4 Temmuz 2008 Cuma

Yine, yeni, yeniden...

Güncel: 13 Ağustos 2010

Kimim?
89 doğumluyum. İzmir'liyim, Buca'lıyım.
İnternette bulunduğum her ortamda Jr. Kobe nickini kullandığımdan, o şekilde biliniyorum genelde. LakersTR.com'un kurucularındanım.

Hem futbol, hem basketbolu çok yakın takip ederim. Galatasaray ve Lakers'lıyım. Ama yazdığım yazılarda objektiflikten ödün vermemeye çalışırım. Eğer objektiflikten saparsam da bunu belirtirim.

Bir sinema manyağıyım. İnternetten sürekli filmlerin DVD'sini indirir, hem izlerim hem de hoşuma gidenleri devasa film arşivime eklerim. 1 TB'lık external disk'imin 400 GB'ı falan filmlerle dolu. Ama son zamanlarda kendimi daha çok dizilere adadım. Filmdense, ölümüne dizi izliyorum. Oysa eskiden ne çok yapardım, oturup günde 2-3 film izleyip, bloga ve üye olduğum forumlara yorum yazmayı.. Neyse. Romantik-komedi türünün özel hayranıyım, bilim kurgu-fantastik türlerden, uçan kaçan böcekli, yaratıklı filmlerden mümkün olduğunca uzak durmaya çalışırım. Diğer türler konusunda bir önyargım yoktur, hepsini izlerim. Clint Eastwood, Morgan Freeman, Jack Nicholson, Quentin Tarantino, Samul L. Jackson, Adam Sandler, Natalie Portman, Jean Reno, Edward Norton, Jason Statham severim, sayarım.


Olayım ne?
Sportif ağırlıklı, ilgi çekici konuları ele alırım. Belli bir kategorisi yoktur blogun. Yazma gerekliliği duyduğum her boku yazarım. Sıradan bir blogger olmadığımı düşünüyorum. Herkesin üzerinde durduğu konulara fazla takılmam.

Türkiye'de bir yara olan seksüel korkaklık konusunda çok tepkiliyim. Milletin bloglarda haber girerken bile "aman resim fazla açık seçik olmasın" diye geri adım atışına inat, cesurca sergilerim zevkime uygun olan şeyleri. Gizleyecek, saklayacak bir şey olduğunu düşünmüyorum. Blogda bolca hatun resmi bulabilirsiniz, malum buna aç bir milletiz. Ama öyle "off karıya bak" resimlerinden çok, kalite ve özgünlük kriterim vardır.. Blogu takip edenlerin çoğu bunun farkındadır. Radikal, özel ve kaliteli resimler paylaşırım.

* * *

2007 yazının sonunda ÖSS nedeniyle kapatmıştım blogu. 2008 yazının başında üniversite maceramın başlamasıyla birlikte tekrar açtım. Keşke komple kapatmasaydım da, 500 civarındaki eski postlar da duruyor olsaydı, çok pişmanım. Ben bir daha dönmem diye düşünmüştüm ama dayanamadım. Yine ilgi çekecek her türden yazılarla huzurlarınızda olacağım.

Liste
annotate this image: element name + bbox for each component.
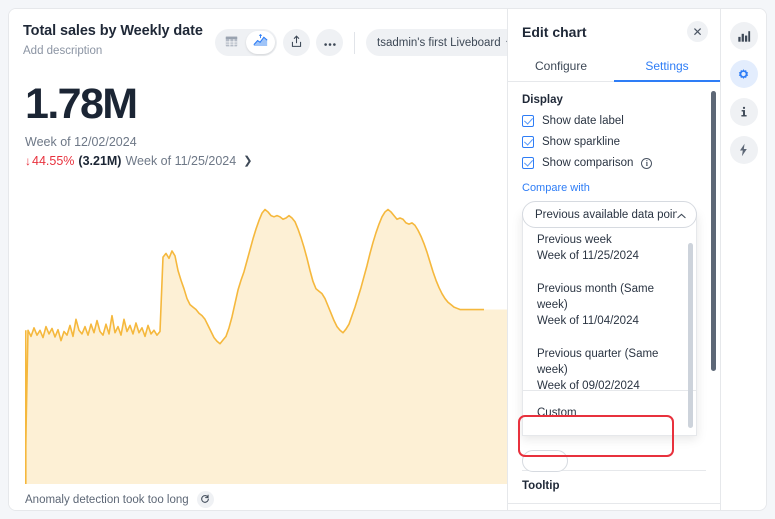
panel-tabs: Configure Settings (508, 55, 720, 82)
app-root: Total sales by Weekly date Add descripti… (0, 0, 775, 519)
view-toggle-group (215, 29, 277, 56)
more-icon (323, 35, 337, 50)
dropdown-item-subtitle: Week of 11/25/2024 (537, 248, 682, 264)
checkbox-icon[interactable] (522, 136, 534, 148)
dropdown-item-title: Previous month (Same week) (537, 281, 682, 313)
checkbox-label: Show date label (542, 115, 624, 127)
kpi-date-label: Week of 12/02/2024 (25, 134, 536, 150)
chart-footer: Anomaly detection took too long (25, 491, 214, 508)
dropdown-scrollbar[interactable] (688, 243, 693, 428)
dropdown-item-previous-month[interactable]: Previous month (Same week) Week of 11/04… (523, 272, 696, 337)
kpi-value: 1.78M (25, 81, 536, 127)
sparkline-area (25, 210, 520, 485)
close-icon[interactable]: ✕ (687, 21, 708, 42)
tooltip-section-title: Tooltip (522, 480, 559, 492)
chart-pane: Total sales by Weekly date Add descripti… (9, 9, 536, 510)
compare-with-label[interactable]: Compare with (522, 182, 720, 194)
share-button[interactable] (283, 29, 310, 56)
share-icon (290, 35, 303, 51)
compare-with-selected-value: Previous available data poin (535, 209, 677, 221)
kpi-chart-icon (253, 34, 268, 51)
dropdown-item-previous-week[interactable]: Previous week Week of 11/25/2024 (523, 223, 696, 272)
tab-configure[interactable]: Configure (508, 55, 614, 81)
checkbox-show-comparison[interactable]: Show comparison i (522, 157, 720, 169)
dropdown-item-title: Previous week (537, 232, 682, 248)
kpi-comparison[interactable]: ↓ 44.55% (3.21M) Week of 11/25/2024 ❯ (25, 153, 536, 170)
kpi-chart-view-button[interactable] (246, 31, 275, 54)
lightning-icon[interactable] (730, 136, 758, 164)
kpi-block: 1.78M Week of 12/02/2024 ↓ 44.55% (3.21M… (9, 65, 536, 170)
info-icon[interactable]: i (641, 158, 652, 169)
dropdown-item-subtitle: Week of 11/04/2024 (537, 313, 682, 329)
more-options-button[interactable] (316, 29, 343, 56)
hidden-control-button[interactable] (522, 450, 568, 472)
anomaly-message: Anomaly detection took too long (25, 494, 189, 506)
table-view-button[interactable] (217, 31, 246, 54)
dropdown-item-title: Previous quarter (Same week) (537, 346, 682, 378)
panel-body: Display Show date label Show sparkline S… (508, 82, 720, 228)
edit-chart-panel: Edit chart ✕ Configure Settings Display … (507, 9, 720, 510)
checkbox-icon[interactable] (522, 157, 534, 169)
compare-with-select[interactable]: Previous available data poin (522, 201, 697, 228)
table-icon (225, 35, 238, 51)
chart-card: Total sales by Weekly date Add descripti… (8, 8, 767, 511)
chart-header: Total sales by Weekly date Add descripti… (9, 9, 536, 65)
refresh-icon (200, 492, 210, 507)
retry-button[interactable] (197, 491, 214, 508)
checkbox-icon[interactable] (522, 115, 534, 127)
dropdown-scroll-area: Week of 11/25/2024 Previous week Week of… (523, 213, 696, 391)
sparkline-chart (25, 179, 520, 484)
dropdown-item-custom[interactable]: Custom (523, 391, 696, 435)
sparkline-svg (25, 179, 520, 484)
panel-scrollbar[interactable] (711, 91, 716, 371)
right-icon-rail (720, 9, 766, 510)
compare-with-dropdown: Week of 11/25/2024 Previous week Week of… (522, 212, 697, 436)
chevron-up-icon (677, 206, 686, 224)
panel-bottom-divider (508, 503, 720, 504)
panel-header: Edit chart ✕ (508, 9, 720, 55)
gear-icon[interactable] (730, 60, 758, 88)
kpi-compare-date: Week of 11/25/2024 (125, 153, 236, 170)
kpi-change-percent: 44.55% (32, 153, 74, 170)
down-arrow-icon: ↓ (25, 153, 31, 170)
chevron-right-icon[interactable]: ❯ (243, 153, 252, 170)
checkbox-show-sparkline[interactable]: Show sparkline (522, 136, 720, 148)
tab-settings[interactable]: Settings (614, 55, 720, 81)
checkbox-label: Show sparkline (542, 136, 620, 148)
info-icon[interactable] (730, 98, 758, 126)
checkbox-label: Show comparison (542, 157, 633, 169)
bar-chart-icon[interactable] (730, 22, 758, 50)
checkbox-show-date-label[interactable]: Show date label (522, 115, 720, 127)
dropdown-item-title: Custom (537, 407, 577, 419)
kpi-change-absolute: (3.21M) (78, 153, 121, 170)
display-section-title: Display (522, 94, 720, 106)
liveboard-name[interactable]: tsadmin's first Liveboard (377, 37, 501, 49)
toolbar-divider (354, 32, 355, 54)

Görevleriniz
1. Blog tanıtım yazısında adıyla geçen film türlerini sıralayın.
2. Blog tanıtım yazısına göre aşağıdaki soruları yanıtlayın:
(a) Yazar kaç doğumlu?
(b) 1 TB'lık harici diskin yaklaşık ne kadarı filmlerle dolu?
(c) Blog 2007 yazının sonunda hangi nedenle kapatılmış?
3. Blog tanıtım yazısını kaldığı yerden sürdürün.

Görev yanıtları
1. Romantik-komedi, bilim kurgu, fantastik

2.
(a) 89 doğumlu.
(b) 400 GB civarı.
(c) ÖSS nedeniyle.

3.
Yazılarda görüşmek üzere...

1 yorum:

PIERREMANU dedi ki...

Türkiye'deki bu yoğun Lakers ve Kobe taraftarlığı, sempatizanlığı, sevgisi, tutkusu veya manyaklığının nedenini merak ettiğim için sordum ya da bu sınır ötesinde takım tutma olgusunu anlamlandıramadığım için. Türkiye'de çok büyük bir kitle var basketbol ya da NBA denilince "Go Lakers" veya "MVP Kobe" tarzı yanıtlar veren. Ve bu kitlenin büyük bir kısmı "Miami'nin puanı kaç?", "Bu sene NBA'de hangi takım küme düştü?", "Cleveland neden transfer yapmaz ki?" şeklinde cümleler kuran neyin ne olduğundan habersiz kişiler. Bu habersizler tayfasının çoğunun neden Lakers veya Kobe sempatizanı olduğu hususu fazlasıyla ilgimi çeken bir durumdur. İşi bilen ve bilerek Lakers ve Kobe taraftarı olanlarla bir alıp veremediğim yok. Benim merak ettiğim bu bilinçsiz kitle neden çoğunlukla Lakers ve Kobe sempatizanıdır? Belki sizin de dikkatinizi çekmiştir böyle bir durum. Lakers sempatizanlığınızın nedenini merak ettiğim için sormuştum ama benim aradığım cevap sizde değilmiş. Habersiz kitleden bir Lakerslı bulmam lazım. Lakers ve Kobe'yi günahı kadar sevmeyen birisi olarak Lakers taraftarlığınızı ve Kobe hayranlığınızı görünce sazan gibi atlayıp sorayım dedim blogunuzu fazla incelemeden. Meşgul ettiğim için kusuruma bakmayın.

Bu arada ben yurtdışında takım tutmam. Sevdiğim adamlar nerede oynuyorlarsa onlardan sebep takımlarını desteklerim. Onlar takım değiştirir ben de değiştiririm. Sadece Lakers'ı tutmam söz konusu bile değildir. Bunun da tek istisnası Ginobili'dir. Söz konusu Ginobilî olduğu anda dünya durur benim için. Olur da bir gün Lakers forması giyerse ancak o zaman Lakerslı olabilirim. Temennim tabii ki böyle birşey olmaması.